WHAT YOU NEED TO DO:
Spot each line in the records below where the word "Carcinoma" occurs, then copy it.

Dataset items:
========

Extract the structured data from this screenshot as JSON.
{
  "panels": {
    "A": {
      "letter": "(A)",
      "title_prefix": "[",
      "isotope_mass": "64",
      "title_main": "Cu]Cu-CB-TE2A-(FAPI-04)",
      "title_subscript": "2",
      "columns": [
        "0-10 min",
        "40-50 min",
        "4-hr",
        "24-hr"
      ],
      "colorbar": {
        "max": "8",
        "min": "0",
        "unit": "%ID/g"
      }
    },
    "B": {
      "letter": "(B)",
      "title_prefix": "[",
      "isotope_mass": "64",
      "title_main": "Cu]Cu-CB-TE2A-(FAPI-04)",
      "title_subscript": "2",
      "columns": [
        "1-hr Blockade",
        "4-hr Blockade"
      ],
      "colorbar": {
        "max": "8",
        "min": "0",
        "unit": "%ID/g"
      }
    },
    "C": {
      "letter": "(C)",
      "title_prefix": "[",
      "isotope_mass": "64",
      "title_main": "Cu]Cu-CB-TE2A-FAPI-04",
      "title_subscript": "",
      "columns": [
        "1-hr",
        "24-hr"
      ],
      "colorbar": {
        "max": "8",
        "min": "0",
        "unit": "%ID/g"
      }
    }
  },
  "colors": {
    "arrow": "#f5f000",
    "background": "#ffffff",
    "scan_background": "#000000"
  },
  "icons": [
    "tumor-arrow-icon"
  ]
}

========

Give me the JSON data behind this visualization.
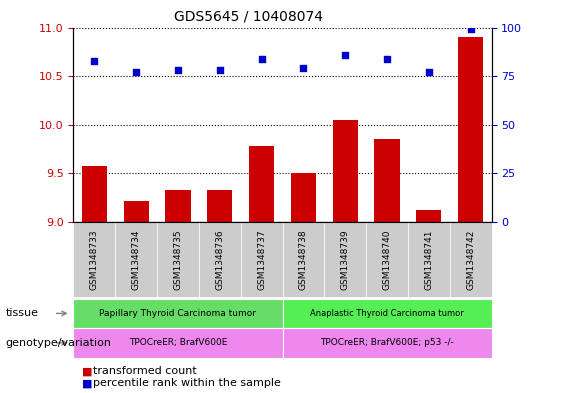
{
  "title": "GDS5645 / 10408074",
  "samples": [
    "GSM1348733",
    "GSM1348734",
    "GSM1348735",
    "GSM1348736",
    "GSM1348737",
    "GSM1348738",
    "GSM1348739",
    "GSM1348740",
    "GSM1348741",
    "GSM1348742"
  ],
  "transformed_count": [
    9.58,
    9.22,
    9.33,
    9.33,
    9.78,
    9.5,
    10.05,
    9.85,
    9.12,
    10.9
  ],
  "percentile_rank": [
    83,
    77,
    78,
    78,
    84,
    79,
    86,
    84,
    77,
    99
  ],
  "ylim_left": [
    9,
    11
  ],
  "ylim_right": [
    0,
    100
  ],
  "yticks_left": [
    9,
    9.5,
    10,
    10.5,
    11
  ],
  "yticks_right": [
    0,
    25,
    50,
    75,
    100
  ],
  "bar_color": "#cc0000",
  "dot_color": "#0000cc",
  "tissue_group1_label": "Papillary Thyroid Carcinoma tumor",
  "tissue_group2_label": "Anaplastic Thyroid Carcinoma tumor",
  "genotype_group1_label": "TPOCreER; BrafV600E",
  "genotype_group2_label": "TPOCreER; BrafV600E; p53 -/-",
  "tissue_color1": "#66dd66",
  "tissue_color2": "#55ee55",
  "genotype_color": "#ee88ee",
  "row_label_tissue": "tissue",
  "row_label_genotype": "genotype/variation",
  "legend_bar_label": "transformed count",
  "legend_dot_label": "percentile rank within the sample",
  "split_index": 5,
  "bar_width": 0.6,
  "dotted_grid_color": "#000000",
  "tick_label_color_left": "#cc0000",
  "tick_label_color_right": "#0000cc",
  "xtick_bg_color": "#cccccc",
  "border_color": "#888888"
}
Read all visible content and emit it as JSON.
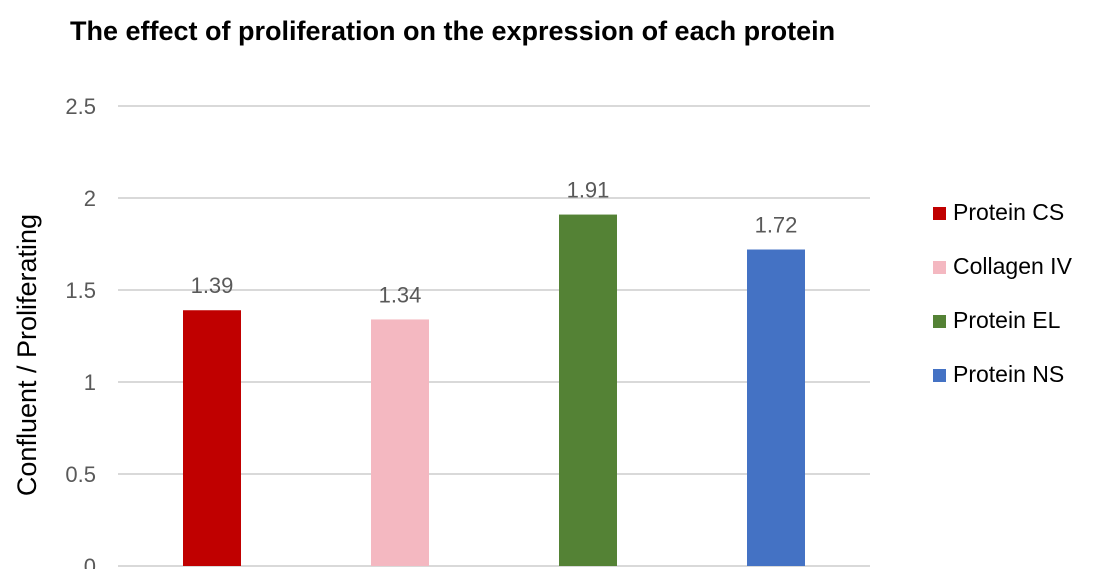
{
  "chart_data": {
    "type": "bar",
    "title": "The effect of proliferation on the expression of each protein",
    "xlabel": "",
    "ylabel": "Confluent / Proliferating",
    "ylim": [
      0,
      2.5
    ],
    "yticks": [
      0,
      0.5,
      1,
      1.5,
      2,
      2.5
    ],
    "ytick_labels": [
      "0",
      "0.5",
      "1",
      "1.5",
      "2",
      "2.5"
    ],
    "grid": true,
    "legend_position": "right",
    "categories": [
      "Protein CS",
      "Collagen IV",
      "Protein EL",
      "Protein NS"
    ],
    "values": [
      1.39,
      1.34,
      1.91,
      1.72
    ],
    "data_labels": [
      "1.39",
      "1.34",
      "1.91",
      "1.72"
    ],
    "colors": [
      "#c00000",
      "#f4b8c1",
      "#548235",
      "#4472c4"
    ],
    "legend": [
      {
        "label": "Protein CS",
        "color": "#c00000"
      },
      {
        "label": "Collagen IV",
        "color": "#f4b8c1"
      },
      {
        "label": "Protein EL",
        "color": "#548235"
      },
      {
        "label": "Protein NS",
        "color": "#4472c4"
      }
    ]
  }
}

========

SOLUTION:
  "tissue_group1_label": "Papillary Thyroid Carcinoma tumor",
  "tissue_group2_label": "Anaplastic Thyroid Carcinoma tumor",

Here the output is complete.